The records below must be copied in full; omit the images.

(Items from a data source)

----------

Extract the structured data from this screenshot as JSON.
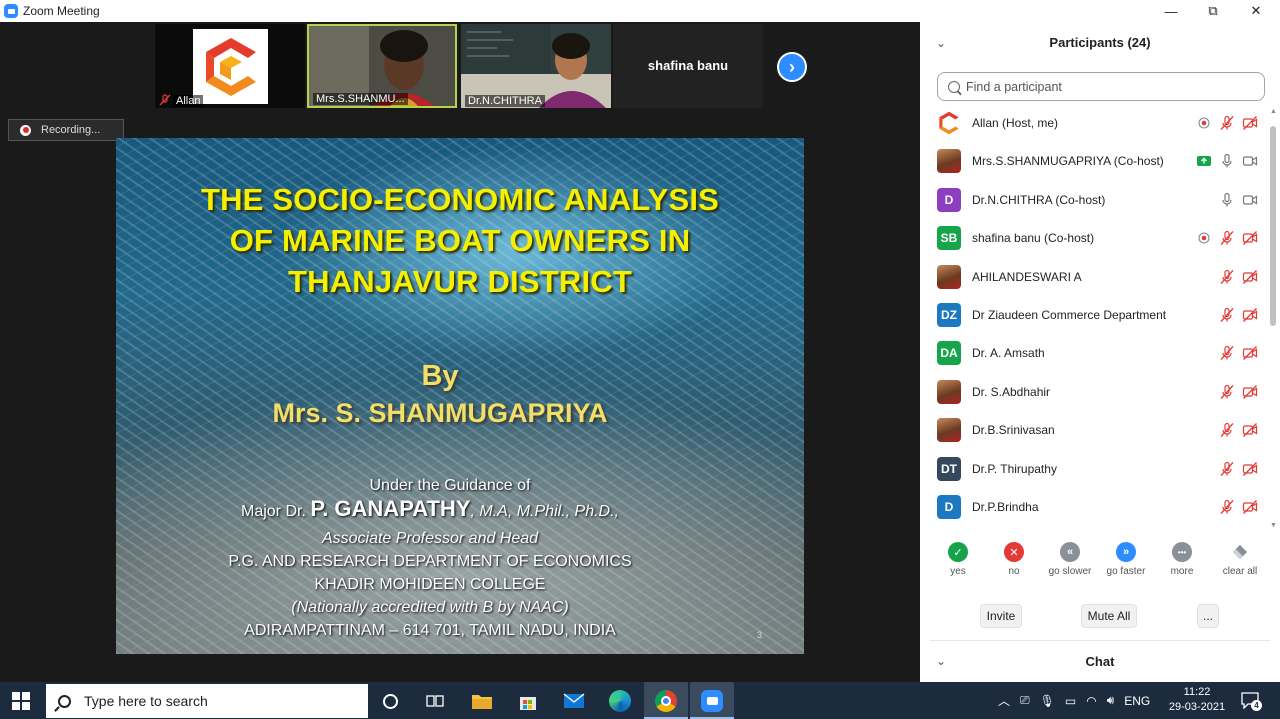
{
  "window": {
    "title": "Zoom Meeting",
    "minimize_label": "—",
    "restore_label": "⧉",
    "close_label": "✕"
  },
  "video_strip": {
    "tiles": [
      {
        "name": "Allan",
        "kind": "logo",
        "muted": true
      },
      {
        "name": "Mrs.S.SHANMU...",
        "kind": "video",
        "muted": false
      },
      {
        "name": "Dr.N.CHITHRA",
        "kind": "video",
        "muted": true
      },
      {
        "name": "shafina banu",
        "kind": "name-only",
        "muted": false
      }
    ],
    "next_label": "›"
  },
  "recording": {
    "label": "Recording..."
  },
  "slide": {
    "title_lines": [
      "THE SOCIO-ECONOMIC ANALYSIS",
      "OF MARINE BOAT OWNERS IN",
      "THANJAVUR DISTRICT"
    ],
    "by": "By",
    "author": "Mrs. S. SHANMUGAPRIYA",
    "guidance_intro": "Under the Guidance of",
    "guide_prefix": "Major Dr.",
    "guide_name": "P. GANAPATHY",
    "guide_degrees": ", M.A, M.Phil., Ph.D.,",
    "guide_role": "Associate Professor and Head",
    "department": "P.G. AND RESEARCH DEPARTMENT OF ECONOMICS",
    "college": "KHADIR MOHIDEEN COLLEGE",
    "accreditation": "(Nationally accredited with B by NAAC)",
    "address": "ADIRAMPATTINAM – 614 701, TAMIL NADU, INDIA",
    "page_number": "3"
  },
  "participants": {
    "title": "Participants (24)",
    "search_placeholder": "Find a participant",
    "list": [
      {
        "initials": "",
        "avatar": "logo",
        "name": "Allan (Host, me)",
        "status": "recording",
        "mic": "muted",
        "video": "off"
      },
      {
        "initials": "",
        "avatar": "photo",
        "name": "Mrs.S.SHANMUGAPRIYA (Co-host)",
        "status": "sharing",
        "mic": "on",
        "video": "on"
      },
      {
        "initials": "D",
        "avatar": "#8e3fbf",
        "name": "Dr.N.CHITHRA (Co-host)",
        "status": "",
        "mic": "on",
        "video": "on"
      },
      {
        "initials": "SB",
        "avatar": "#17a44a",
        "name": "shafina banu (Co-host)",
        "status": "recording",
        "mic": "muted",
        "video": "off"
      },
      {
        "initials": "",
        "avatar": "photo",
        "name": "AHILANDESWARI A",
        "status": "",
        "mic": "muted",
        "video": "off"
      },
      {
        "initials": "DZ",
        "avatar": "#1c79c0",
        "name": "Dr Ziaudeen Commerce Department",
        "status": "",
        "mic": "muted",
        "video": "off"
      },
      {
        "initials": "DA",
        "avatar": "#17a44a",
        "name": "Dr. A. Amsath",
        "status": "",
        "mic": "muted",
        "video": "off"
      },
      {
        "initials": "",
        "avatar": "photo",
        "name": "Dr. S.Abdhahir",
        "status": "",
        "mic": "muted",
        "video": "off"
      },
      {
        "initials": "",
        "avatar": "photo",
        "name": "Dr.B.Srinivasan",
        "status": "",
        "mic": "muted",
        "video": "off"
      },
      {
        "initials": "DT",
        "avatar": "#34495e",
        "name": "Dr.P. Thirupathy",
        "status": "",
        "mic": "muted",
        "video": "off"
      },
      {
        "initials": "D",
        "avatar": "#1c79c0",
        "name": "Dr.P.Brindha",
        "status": "",
        "mic": "muted",
        "video": "off"
      }
    ],
    "reactions": [
      {
        "label": "yes",
        "symbol": "✓",
        "color": "#16a34a"
      },
      {
        "label": "no",
        "symbol": "✕",
        "color": "#e53935"
      },
      {
        "label": "go slower",
        "symbol": "«",
        "color": "#8a8f98"
      },
      {
        "label": "go faster",
        "symbol": "»",
        "color": "#2d8cff"
      },
      {
        "label": "more",
        "symbol": "•••",
        "color": "#8a8f98"
      },
      {
        "label": "clear all",
        "symbol": "",
        "color": "#8a8f98"
      }
    ],
    "invite_label": "Invite",
    "mute_all_label": "Mute All",
    "more_label": "...",
    "chat_label": "Chat"
  },
  "taskbar": {
    "search_placeholder": "Type here to search",
    "language": "ENG",
    "time": "11:22",
    "date": "29-03-2021",
    "notification_count": "4"
  },
  "colors": {
    "accent": "#2d8cff",
    "slide_title": "#f4f000",
    "muted_red": "#e53935"
  }
}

----------

### [The output]
Extract the structured data from this screenshot as JSON.
{
  "window": {
    "title": "Zoom Meeting",
    "minimize_label": "—",
    "restore_label": "⧉",
    "close_label": "✕"
  },
  "video_strip": {
    "tiles": [
      {
        "name": "Allan",
        "kind": "logo",
        "muted": true
      },
      {
        "name": "Mrs.S.SHANMU...",
        "kind": "video",
        "muted": false
      },
      {
        "name": "Dr.N.CHITHRA",
        "kind": "video",
        "muted": true
      },
      {
        "name": "shafina banu",
        "kind": "name-only",
        "muted": false
      }
    ],
    "next_label": "›"
  },
  "recording": {
    "label": "Recording..."
  },
  "slide": {
    "title_lines": [
      "THE SOCIO-ECONOMIC ANALYSIS",
      "OF MARINE BOAT OWNERS IN",
      "THANJAVUR DISTRICT"
    ],
    "by": "By",
    "author": "Mrs. S. SHANMUGAPRIYA",
    "guidance_intro": "Under the Guidance of",
    "guide_prefix": "Major Dr.",
    "guide_name": "P. GANAPATHY",
    "guide_degrees": ", M.A, M.Phil., Ph.D.,",
    "guide_role": "Associate Professor and Head",
    "department": "P.G. AND RESEARCH DEPARTMENT OF ECONOMICS",
    "college": "KHADIR MOHIDEEN COLLEGE",
    "accreditation": "(Nationally accredited with B by NAAC)",
    "address": "ADIRAMPATTINAM – 614 701, TAMIL NADU, INDIA",
    "page_number": "3"
  },
  "participants": {
    "title": "Participants (24)",
    "search_placeholder": "Find a participant",
    "list": [
      {
        "initials": "",
        "avatar": "logo",
        "name": "Allan (Host, me)",
        "status": "recording",
        "mic": "muted",
        "video": "off"
      },
      {
        "initials": "",
        "avatar": "photo",
        "name": "Mrs.S.SHANMUGAPRIYA (Co-host)",
        "status": "sharing",
        "mic": "on",
        "video": "on"
      },
      {
        "initials": "D",
        "avatar": "#8e3fbf",
        "name": "Dr.N.CHITHRA (Co-host)",
        "status": "",
        "mic": "on",
        "video": "on"
      },
      {
        "initials": "SB",
        "avatar": "#17a44a",
        "name": "shafina banu (Co-host)",
        "status": "recording",
        "mic": "muted",
        "video": "off"
      },
      {
        "initials": "",
        "avatar": "photo",
        "name": "AHILANDESWARI A",
        "status": "",
        "mic": "muted",
        "video": "off"
      },
      {
        "initials": "DZ",
        "avatar": "#1c79c0",
        "name": "Dr Ziaudeen Commerce Department",
        "status": "",
        "mic": "muted",
        "video": "off"
      },
      {
        "initials": "DA",
        "avatar": "#17a44a",
        "name": "Dr. A. Amsath",
        "status": "",
        "mic": "muted",
        "video": "off"
      },
      {
        "initials": "",
        "avatar": "photo",
        "name": "Dr. S.Abdhahir",
        "status": "",
        "mic": "muted",
        "video": "off"
      },
      {
        "initials": "",
        "avatar": "photo",
        "name": "Dr.B.Srinivasan",
        "status": "",
        "mic": "muted",
        "video": "off"
      },
      {
        "initials": "DT",
        "avatar": "#34495e",
        "name": "Dr.P. Thirupathy",
        "status": "",
        "mic": "muted",
        "video": "off"
      },
      {
        "initials": "D",
        "avatar": "#1c79c0",
        "name": "Dr.P.Brindha",
        "status": "",
        "mic": "muted",
        "video": "off"
      }
    ],
    "reactions": [
      {
        "label": "yes",
        "symbol": "✓",
        "color": "#16a34a"
      },
      {
        "label": "no",
        "symbol": "✕",
        "color": "#e53935"
      },
      {
        "label": "go slower",
        "symbol": "«",
        "color": "#8a8f98"
      },
      {
        "label": "go faster",
        "symbol": "»",
        "color": "#2d8cff"
      },
      {
        "label": "more",
        "symbol": "•••",
        "color": "#8a8f98"
      },
      {
        "label": "clear all",
        "symbol": "",
        "color": "#8a8f98"
      }
    ],
    "invite_label": "Invite",
    "mute_all_label": "Mute All",
    "more_label": "...",
    "chat_label": "Chat"
  },
  "taskbar": {
    "search_placeholder": "Type here to search",
    "language": "ENG",
    "time": "11:22",
    "date": "29-03-2021",
    "notification_count": "4"
  },
  "colors": {
    "accent": "#2d8cff",
    "slide_title": "#f4f000",
    "muted_red": "#e53935"
  }
}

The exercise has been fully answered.